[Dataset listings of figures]
>>>>
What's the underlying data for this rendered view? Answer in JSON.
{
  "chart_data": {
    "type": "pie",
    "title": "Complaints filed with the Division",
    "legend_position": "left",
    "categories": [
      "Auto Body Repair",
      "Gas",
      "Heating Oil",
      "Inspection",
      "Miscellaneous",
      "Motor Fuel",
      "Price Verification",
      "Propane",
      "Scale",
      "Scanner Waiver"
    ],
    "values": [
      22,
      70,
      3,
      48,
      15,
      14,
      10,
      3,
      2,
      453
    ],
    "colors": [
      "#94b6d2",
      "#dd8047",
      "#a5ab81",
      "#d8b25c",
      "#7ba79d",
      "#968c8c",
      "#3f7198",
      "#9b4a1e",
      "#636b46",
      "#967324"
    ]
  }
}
<<<<
Repeat each record exactly. Omit nothing.

Task solution
What's the underlying data for this rendered view? Answer in JSON.
{
  "chart_data": {
    "type": "pie",
    "title": "Complaints filed with the Division",
    "legend_position": "left",
    "categories": [
      "Auto Body Repair",
      "Gas",
      "Heating Oil",
      "Inspection",
      "Miscellaneous",
      "Motor Fuel",
      "Price Verification",
      "Propane",
      "Scale",
      "Scanner Waiver"
    ],
    "values": [
      22,
      70,
      3,
      48,
      15,
      14,
      10,
      3,
      2,
      453
    ],
    "colors": [
      "#94b6d2",
      "#dd8047",
      "#a5ab81",
      "#d8b25c",
      "#7ba79d",
      "#968c8c",
      "#3f7198",
      "#9b4a1e",
      "#636b46",
      "#967324"
    ]
  }
}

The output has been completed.